Give every line below again, exactly.

* begin Supplied data *

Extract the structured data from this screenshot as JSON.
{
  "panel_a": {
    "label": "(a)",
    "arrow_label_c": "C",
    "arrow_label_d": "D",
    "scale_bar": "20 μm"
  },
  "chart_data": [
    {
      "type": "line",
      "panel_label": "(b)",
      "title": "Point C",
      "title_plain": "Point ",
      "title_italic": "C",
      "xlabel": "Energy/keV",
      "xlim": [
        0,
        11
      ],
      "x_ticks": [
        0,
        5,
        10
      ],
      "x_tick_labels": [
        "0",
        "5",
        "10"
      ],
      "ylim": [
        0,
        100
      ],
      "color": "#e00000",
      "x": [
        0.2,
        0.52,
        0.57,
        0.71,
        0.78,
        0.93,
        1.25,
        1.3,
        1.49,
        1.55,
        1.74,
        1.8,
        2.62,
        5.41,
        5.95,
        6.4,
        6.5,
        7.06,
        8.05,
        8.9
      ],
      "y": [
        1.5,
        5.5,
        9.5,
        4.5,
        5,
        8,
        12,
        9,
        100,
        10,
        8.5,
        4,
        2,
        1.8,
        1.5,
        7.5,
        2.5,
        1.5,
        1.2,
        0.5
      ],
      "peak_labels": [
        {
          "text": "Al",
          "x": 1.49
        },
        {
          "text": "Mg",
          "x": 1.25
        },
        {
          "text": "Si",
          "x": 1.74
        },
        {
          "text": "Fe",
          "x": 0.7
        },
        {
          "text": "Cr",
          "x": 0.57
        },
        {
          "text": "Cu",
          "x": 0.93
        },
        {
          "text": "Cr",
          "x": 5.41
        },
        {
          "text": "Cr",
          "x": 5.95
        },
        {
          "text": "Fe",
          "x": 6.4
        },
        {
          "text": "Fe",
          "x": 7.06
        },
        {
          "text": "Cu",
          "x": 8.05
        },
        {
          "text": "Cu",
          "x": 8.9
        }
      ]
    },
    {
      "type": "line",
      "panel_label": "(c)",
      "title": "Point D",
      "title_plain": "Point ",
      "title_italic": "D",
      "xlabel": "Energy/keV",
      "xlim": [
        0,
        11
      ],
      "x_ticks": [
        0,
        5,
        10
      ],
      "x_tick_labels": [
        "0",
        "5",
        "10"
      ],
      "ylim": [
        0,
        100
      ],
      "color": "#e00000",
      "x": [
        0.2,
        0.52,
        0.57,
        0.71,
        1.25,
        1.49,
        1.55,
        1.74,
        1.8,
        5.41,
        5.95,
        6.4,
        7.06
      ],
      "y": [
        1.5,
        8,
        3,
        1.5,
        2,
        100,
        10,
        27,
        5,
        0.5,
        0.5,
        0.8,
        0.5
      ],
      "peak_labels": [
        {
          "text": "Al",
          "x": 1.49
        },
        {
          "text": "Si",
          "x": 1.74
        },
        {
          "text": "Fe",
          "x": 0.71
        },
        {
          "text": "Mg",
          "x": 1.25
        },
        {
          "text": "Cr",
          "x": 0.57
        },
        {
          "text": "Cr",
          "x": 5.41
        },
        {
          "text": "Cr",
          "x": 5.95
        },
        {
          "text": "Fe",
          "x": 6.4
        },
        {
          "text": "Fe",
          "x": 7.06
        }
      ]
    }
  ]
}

* end Supplied data *

* [Result]:
Extract the structured data from this screenshot as JSON.
{
  "panel_a": {
    "label": "(a)",
    "arrow_label_c": "C",
    "arrow_label_d": "D",
    "scale_bar": "20 μm"
  },
  "chart_data": [
    {
      "type": "line",
      "panel_label": "(b)",
      "title": "Point C",
      "title_plain": "Point ",
      "title_italic": "C",
      "xlabel": "Energy/keV",
      "xlim": [
        0,
        11
      ],
      "x_ticks": [
        0,
        5,
        10
      ],
      "x_tick_labels": [
        "0",
        "5",
        "10"
      ],
      "ylim": [
        0,
        100
      ],
      "color": "#e00000",
      "x": [
        0.2,
        0.52,
        0.57,
        0.71,
        0.78,
        0.93,
        1.25,
        1.3,
        1.49,
        1.55,
        1.74,
        1.8,
        2.62,
        5.41,
        5.95,
        6.4,
        6.5,
        7.06,
        8.05,
        8.9
      ],
      "y": [
        1.5,
        5.5,
        9.5,
        4.5,
        5,
        8,
        12,
        9,
        100,
        10,
        8.5,
        4,
        2,
        1.8,
        1.5,
        7.5,
        2.5,
        1.5,
        1.2,
        0.5
      ],
      "peak_labels": [
        {
          "text": "Al",
          "x": 1.49
        },
        {
          "text": "Mg",
          "x": 1.25
        },
        {
          "text": "Si",
          "x": 1.74
        },
        {
          "text": "Fe",
          "x": 0.7
        },
        {
          "text": "Cr",
          "x": 0.57
        },
        {
          "text": "Cu",
          "x": 0.93
        },
        {
          "text": "Cr",
          "x": 5.41
        },
        {
          "text": "Cr",
          "x": 5.95
        },
        {
          "text": "Fe",
          "x": 6.4
        },
        {
          "text": "Fe",
          "x": 7.06
        },
        {
          "text": "Cu",
          "x": 8.05
        },
        {
          "text": "Cu",
          "x": 8.9
        }
      ]
    },
    {
      "type": "line",
      "panel_label": "(c)",
      "title": "Point D",
      "title_plain": "Point ",
      "title_italic": "D",
      "xlabel": "Energy/keV",
      "xlim": [
        0,
        11
      ],
      "x_ticks": [
        0,
        5,
        10
      ],
      "x_tick_labels": [
        "0",
        "5",
        "10"
      ],
      "ylim": [
        0,
        100
      ],
      "color": "#e00000",
      "x": [
        0.2,
        0.52,
        0.57,
        0.71,
        1.25,
        1.49,
        1.55,
        1.74,
        1.8,
        5.41,
        5.95,
        6.4,
        7.06
      ],
      "y": [
        1.5,
        8,
        3,
        1.5,
        2,
        100,
        10,
        27,
        5,
        0.5,
        0.5,
        0.8,
        0.5
      ],
      "peak_labels": [
        {
          "text": "Al",
          "x": 1.49
        },
        {
          "text": "Si",
          "x": 1.74
        },
        {
          "text": "Fe",
          "x": 0.71
        },
        {
          "text": "Mg",
          "x": 1.25
        },
        {
          "text": "Cr",
          "x": 0.57
        },
        {
          "text": "Cr",
          "x": 5.41
        },
        {
          "text": "Cr",
          "x": 5.95
        },
        {
          "text": "Fe",
          "x": 6.4
        },
        {
          "text": "Fe",
          "x": 7.06
        }
      ]
    }
  ]
}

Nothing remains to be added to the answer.